## THE TASK
Reproduce the listing below verbatim.

Extracted data entries
-- start --
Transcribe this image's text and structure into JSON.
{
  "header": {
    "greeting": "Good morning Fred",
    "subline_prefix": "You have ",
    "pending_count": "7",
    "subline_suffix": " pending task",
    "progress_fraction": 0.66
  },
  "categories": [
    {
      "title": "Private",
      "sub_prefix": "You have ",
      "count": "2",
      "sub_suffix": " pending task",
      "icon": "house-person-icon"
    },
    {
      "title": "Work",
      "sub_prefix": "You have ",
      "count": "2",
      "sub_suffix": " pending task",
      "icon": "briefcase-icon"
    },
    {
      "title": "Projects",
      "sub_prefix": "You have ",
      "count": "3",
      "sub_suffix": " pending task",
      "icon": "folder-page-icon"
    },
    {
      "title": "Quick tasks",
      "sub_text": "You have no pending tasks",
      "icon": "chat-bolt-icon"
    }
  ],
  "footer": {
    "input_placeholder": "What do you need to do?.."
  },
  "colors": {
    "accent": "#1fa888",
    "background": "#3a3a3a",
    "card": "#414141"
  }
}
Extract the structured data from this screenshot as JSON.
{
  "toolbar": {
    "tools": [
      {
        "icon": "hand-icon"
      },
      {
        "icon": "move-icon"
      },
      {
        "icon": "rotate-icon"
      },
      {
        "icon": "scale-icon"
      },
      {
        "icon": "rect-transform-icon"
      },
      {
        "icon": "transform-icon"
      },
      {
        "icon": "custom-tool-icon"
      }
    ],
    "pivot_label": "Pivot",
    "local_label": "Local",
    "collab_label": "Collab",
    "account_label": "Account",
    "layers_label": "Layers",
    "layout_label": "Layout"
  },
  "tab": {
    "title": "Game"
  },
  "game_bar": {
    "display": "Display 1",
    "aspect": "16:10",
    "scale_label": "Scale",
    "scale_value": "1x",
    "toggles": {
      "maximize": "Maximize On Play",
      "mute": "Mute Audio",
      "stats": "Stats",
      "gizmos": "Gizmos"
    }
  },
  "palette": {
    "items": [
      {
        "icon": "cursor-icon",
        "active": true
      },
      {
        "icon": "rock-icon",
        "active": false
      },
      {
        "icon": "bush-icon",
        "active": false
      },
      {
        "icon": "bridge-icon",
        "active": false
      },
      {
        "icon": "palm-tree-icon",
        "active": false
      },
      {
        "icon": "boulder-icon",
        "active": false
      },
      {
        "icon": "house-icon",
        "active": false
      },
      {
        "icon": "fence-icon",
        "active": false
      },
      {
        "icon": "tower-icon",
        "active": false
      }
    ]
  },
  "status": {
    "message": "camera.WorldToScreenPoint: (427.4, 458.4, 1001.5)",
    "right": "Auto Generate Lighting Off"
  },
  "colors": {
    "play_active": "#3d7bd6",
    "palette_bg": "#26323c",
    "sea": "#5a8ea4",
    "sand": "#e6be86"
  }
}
-- end --
## SOLUTION FOR THIS TASK
Transcribe this image's text and structure into JSON.
{
  "header": {
    "greeting": "Good morning Fred",
    "subline_prefix": "You have ",
    "pending_count": "7",
    "subline_suffix": " pending task",
    "progress_fraction": 0.66
  },
  "categories": [
    {
      "title": "Private",
      "sub_prefix": "You have ",
      "count": "2",
      "sub_suffix": " pending task",
      "icon": "house-person-icon"
    },
    {
      "title": "Work",
      "sub_prefix": "You have ",
      "count": "2",
      "sub_suffix": " pending task",
      "icon": "briefcase-icon"
    },
    {
      "title": "Projects",
      "sub_prefix": "You have ",
      "count": "3",
      "sub_suffix": " pending task",
      "icon": "folder-page-icon"
    },
    {
      "title": "Quick tasks",
      "sub_text": "You have no pending tasks",
      "icon": "chat-bolt-icon"
    }
  ],
  "footer": {
    "input_placeholder": "What do you need to do?.."
  },
  "colors": {
    "accent": "#1fa888",
    "background": "#3a3a3a",
    "card": "#414141"
  }
}
Extract the structured data from this screenshot as JSON.
{
  "toolbar": {
    "tools": [
      {
        "icon": "hand-icon"
      },
      {
        "icon": "move-icon"
      },
      {
        "icon": "rotate-icon"
      },
      {
        "icon": "scale-icon"
      },
      {
        "icon": "rect-transform-icon"
      },
      {
        "icon": "transform-icon"
      },
      {
        "icon": "custom-tool-icon"
      }
    ],
    "pivot_label": "Pivot",
    "local_label": "Local",
    "collab_label": "Collab",
    "account_label": "Account",
    "layers_label": "Layers",
    "layout_label": "Layout"
  },
  "tab": {
    "title": "Game"
  },
  "game_bar": {
    "display": "Display 1",
    "aspect": "16:10",
    "scale_label": "Scale",
    "scale_value": "1x",
    "toggles": {
      "maximize": "Maximize On Play",
      "mute": "Mute Audio",
      "stats": "Stats",
      "gizmos": "Gizmos"
    }
  },
  "palette": {
    "items": [
      {
        "icon": "cursor-icon",
        "active": true
      },
      {
        "icon": "rock-icon",
        "active": false
      },
      {
        "icon": "bush-icon",
        "active": false
      },
      {
        "icon": "bridge-icon",
        "active": false
      },
      {
        "icon": "palm-tree-icon",
        "active": false
      },
      {
        "icon": "boulder-icon",
        "active": false
      },
      {
        "icon": "house-icon",
        "active": false
      },
      {
        "icon": "fence-icon",
        "active": false
      },
      {
        "icon": "tower-icon",
        "active": false
      }
    ]
  },
  "status": {
    "message": "camera.WorldToScreenPoint: (427.4, 458.4, 1001.5)",
    "right": "Auto Generate Lighting Off"
  },
  "colors": {
    "play_active": "#3d7bd6",
    "palette_bg": "#26323c",
    "sea": "#5a8ea4",
    "sand": "#e6be86"
  }
}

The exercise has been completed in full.